• **WORK INSTRUCTIONS**: Tally the lines in the records underneath that contain the string "CABINET", and state the figure by itself.

Recorded data

┄┄┄┄┄┄

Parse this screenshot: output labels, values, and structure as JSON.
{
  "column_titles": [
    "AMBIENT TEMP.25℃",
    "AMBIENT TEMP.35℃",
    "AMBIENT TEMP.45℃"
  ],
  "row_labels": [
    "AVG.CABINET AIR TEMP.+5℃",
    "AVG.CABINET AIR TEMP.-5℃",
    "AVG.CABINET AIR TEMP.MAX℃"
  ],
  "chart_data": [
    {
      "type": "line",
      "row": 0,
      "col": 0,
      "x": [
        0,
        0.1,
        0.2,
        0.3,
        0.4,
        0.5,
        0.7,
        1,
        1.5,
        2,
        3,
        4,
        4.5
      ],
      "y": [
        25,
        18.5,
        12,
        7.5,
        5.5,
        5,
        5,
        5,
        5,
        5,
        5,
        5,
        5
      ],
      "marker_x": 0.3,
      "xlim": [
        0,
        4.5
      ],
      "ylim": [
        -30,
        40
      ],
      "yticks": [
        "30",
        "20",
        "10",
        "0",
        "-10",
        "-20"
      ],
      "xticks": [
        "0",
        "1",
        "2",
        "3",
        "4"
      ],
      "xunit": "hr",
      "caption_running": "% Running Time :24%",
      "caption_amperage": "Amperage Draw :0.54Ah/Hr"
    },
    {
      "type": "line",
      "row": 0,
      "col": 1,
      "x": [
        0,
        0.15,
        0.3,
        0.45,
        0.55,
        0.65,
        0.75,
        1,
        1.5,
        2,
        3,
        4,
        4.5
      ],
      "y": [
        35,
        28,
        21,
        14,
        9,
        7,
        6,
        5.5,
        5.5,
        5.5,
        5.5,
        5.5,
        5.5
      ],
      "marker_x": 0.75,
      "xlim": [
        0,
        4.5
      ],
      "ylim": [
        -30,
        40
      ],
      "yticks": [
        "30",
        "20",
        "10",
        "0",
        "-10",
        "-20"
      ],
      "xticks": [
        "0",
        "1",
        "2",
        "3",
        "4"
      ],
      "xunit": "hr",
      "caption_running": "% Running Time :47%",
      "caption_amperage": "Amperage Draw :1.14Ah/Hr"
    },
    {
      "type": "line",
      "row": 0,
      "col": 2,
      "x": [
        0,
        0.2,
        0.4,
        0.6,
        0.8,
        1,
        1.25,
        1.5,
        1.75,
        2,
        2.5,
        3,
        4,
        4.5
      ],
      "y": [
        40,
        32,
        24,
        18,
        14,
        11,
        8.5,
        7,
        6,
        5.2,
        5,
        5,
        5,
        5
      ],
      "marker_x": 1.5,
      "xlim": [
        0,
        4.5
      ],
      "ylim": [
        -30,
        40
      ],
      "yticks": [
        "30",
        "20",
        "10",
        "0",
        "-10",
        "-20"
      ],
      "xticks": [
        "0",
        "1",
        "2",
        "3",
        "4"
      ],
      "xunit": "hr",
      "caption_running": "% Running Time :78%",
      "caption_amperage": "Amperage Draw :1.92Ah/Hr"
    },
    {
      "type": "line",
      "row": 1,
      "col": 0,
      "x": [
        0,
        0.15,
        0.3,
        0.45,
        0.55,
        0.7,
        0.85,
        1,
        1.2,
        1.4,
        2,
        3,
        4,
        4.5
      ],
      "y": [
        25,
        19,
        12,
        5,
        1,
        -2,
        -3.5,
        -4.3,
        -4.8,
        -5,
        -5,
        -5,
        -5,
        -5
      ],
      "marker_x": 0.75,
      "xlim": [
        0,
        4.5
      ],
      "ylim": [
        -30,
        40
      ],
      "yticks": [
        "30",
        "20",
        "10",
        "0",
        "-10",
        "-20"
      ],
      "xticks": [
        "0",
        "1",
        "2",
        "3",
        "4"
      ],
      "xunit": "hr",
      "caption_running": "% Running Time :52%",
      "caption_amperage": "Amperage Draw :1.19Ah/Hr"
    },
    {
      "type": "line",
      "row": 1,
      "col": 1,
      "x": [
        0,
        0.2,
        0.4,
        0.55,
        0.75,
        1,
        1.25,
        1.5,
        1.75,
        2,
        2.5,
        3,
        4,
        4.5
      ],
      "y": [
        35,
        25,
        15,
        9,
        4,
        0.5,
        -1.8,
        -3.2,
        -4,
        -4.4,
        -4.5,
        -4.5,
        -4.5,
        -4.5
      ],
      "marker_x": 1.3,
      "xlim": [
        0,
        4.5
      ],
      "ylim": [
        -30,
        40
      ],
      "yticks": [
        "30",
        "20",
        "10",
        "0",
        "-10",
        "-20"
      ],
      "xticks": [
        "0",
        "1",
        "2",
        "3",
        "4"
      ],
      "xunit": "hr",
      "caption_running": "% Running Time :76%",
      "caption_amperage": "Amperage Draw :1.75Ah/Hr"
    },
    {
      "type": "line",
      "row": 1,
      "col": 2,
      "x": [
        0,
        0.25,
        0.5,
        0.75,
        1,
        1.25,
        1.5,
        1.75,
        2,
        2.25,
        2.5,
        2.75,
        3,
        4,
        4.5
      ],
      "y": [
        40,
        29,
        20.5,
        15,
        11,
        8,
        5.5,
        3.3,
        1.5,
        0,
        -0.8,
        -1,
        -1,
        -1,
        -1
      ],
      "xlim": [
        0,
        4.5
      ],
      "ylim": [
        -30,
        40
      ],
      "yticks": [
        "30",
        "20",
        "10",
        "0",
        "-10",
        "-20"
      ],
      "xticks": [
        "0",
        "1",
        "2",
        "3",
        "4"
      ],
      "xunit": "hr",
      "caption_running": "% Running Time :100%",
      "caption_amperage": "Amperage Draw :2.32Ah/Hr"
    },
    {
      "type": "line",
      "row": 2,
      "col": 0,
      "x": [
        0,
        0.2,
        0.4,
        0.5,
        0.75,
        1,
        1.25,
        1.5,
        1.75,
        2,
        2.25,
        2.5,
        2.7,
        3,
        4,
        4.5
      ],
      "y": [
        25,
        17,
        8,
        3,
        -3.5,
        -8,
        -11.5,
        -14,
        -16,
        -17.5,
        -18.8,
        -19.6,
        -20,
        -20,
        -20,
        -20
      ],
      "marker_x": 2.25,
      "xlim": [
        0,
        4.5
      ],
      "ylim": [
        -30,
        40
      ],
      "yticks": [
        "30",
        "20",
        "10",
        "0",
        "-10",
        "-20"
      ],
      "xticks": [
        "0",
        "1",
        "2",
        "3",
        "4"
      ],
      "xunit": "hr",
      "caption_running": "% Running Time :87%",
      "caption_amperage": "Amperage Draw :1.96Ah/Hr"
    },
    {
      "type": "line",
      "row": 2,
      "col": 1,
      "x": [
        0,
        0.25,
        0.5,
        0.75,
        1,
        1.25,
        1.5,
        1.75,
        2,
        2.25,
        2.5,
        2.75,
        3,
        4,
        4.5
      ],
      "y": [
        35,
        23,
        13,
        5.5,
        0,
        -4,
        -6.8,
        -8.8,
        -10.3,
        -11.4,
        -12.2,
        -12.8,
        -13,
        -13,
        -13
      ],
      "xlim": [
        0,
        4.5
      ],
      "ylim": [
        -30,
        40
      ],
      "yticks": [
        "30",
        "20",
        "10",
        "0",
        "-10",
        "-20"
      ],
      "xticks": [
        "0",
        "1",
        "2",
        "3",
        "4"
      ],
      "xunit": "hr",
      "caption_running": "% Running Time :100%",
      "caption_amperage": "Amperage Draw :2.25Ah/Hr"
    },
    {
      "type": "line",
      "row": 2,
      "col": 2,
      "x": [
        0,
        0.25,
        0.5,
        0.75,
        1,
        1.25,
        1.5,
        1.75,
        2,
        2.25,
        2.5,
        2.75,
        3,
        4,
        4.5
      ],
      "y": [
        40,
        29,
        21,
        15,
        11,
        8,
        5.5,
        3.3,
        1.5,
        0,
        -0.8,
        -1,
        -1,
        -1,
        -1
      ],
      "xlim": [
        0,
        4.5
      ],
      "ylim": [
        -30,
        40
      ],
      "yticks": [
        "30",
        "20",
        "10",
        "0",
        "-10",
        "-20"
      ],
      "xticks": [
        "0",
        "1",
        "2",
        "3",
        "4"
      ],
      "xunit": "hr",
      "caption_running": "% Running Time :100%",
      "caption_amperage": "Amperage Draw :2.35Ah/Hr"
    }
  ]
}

┄┄┄┄┄┄

• **FULL OUTPUT**: 3